## [Exercise instructions]
Can you retype the rows word for word, from the very first line through the line containing "- radio-dynamic-row[interactable]: Display", including that line?

(Element placement data)

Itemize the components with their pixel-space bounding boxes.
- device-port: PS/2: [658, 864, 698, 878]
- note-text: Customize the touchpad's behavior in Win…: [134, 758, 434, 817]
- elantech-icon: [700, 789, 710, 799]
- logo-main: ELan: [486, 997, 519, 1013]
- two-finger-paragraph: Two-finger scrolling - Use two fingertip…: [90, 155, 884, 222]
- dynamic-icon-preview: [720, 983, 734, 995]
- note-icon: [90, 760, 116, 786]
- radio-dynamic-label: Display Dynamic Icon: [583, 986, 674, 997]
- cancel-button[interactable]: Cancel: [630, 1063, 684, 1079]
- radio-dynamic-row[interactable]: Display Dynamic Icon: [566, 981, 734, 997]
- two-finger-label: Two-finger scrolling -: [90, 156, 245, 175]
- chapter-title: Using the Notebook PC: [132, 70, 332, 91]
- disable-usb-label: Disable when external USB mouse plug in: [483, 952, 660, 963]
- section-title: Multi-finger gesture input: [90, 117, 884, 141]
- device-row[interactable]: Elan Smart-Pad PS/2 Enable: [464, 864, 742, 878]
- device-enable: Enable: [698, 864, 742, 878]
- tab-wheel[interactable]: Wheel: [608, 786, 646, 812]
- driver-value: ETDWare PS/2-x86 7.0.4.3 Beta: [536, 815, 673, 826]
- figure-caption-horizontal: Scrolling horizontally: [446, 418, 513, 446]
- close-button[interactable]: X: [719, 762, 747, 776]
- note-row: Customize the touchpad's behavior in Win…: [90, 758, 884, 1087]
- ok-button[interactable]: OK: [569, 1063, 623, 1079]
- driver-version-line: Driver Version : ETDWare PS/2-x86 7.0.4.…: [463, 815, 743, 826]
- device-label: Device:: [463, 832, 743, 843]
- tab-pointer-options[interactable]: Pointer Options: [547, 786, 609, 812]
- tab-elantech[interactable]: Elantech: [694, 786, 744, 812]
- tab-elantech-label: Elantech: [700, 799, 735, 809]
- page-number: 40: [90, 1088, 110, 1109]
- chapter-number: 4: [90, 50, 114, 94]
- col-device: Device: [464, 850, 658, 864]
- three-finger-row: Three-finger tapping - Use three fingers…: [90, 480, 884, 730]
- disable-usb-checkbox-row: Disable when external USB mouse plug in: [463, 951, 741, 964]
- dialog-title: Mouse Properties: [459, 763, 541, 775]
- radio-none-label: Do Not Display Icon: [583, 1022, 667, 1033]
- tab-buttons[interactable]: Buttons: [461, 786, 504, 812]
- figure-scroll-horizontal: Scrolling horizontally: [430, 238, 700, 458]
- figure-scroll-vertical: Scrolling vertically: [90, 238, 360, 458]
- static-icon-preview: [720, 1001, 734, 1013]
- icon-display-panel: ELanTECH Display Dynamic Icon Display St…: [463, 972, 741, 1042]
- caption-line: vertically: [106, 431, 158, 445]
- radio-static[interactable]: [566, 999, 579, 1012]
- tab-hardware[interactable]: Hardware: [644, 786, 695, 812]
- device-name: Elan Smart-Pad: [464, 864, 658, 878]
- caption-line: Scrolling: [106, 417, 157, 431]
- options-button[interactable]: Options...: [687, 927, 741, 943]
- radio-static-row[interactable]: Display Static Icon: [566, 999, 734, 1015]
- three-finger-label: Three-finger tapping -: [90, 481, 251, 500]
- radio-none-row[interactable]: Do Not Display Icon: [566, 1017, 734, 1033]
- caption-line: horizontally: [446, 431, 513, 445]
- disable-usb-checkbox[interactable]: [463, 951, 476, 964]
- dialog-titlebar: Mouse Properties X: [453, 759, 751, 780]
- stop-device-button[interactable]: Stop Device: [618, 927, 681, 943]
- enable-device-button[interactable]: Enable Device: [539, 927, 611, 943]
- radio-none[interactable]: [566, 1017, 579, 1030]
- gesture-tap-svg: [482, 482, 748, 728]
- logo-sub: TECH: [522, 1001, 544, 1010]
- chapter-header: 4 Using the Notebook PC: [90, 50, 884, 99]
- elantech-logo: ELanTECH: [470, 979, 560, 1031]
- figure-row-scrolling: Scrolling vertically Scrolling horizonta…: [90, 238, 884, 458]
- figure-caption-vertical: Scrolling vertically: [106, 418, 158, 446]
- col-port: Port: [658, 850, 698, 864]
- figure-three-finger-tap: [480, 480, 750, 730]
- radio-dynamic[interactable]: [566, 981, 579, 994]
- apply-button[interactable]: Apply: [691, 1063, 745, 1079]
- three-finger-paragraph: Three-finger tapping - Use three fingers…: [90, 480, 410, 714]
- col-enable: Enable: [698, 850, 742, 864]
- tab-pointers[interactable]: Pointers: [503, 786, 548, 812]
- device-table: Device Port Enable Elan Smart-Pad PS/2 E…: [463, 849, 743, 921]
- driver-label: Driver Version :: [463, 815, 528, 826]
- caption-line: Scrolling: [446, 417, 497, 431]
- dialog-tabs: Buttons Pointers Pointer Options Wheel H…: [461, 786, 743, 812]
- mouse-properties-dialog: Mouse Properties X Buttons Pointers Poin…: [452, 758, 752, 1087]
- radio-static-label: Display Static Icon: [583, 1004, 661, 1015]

## [Solution for this task]
Itemize the components with their pixel-space bounding boxes.
- device-port: PS/2: [658, 864, 698, 878]
- note-text: Customize the touchpad's behavior in Win…: [134, 758, 434, 817]
- elantech-icon: [700, 789, 710, 799]
- logo-main: ELan: [486, 997, 519, 1013]
- two-finger-paragraph: Two-finger scrolling - Use two fingertip…: [90, 155, 884, 222]
- dynamic-icon-preview: [720, 983, 734, 995]
- note-icon: [90, 760, 116, 786]
- radio-dynamic-label: Display Dynamic Icon: [583, 986, 674, 997]
- cancel-button[interactable]: Cancel: [630, 1063, 684, 1079]
- radio-dynamic-row[interactable]: Display Dynamic Icon: [566, 981, 734, 997]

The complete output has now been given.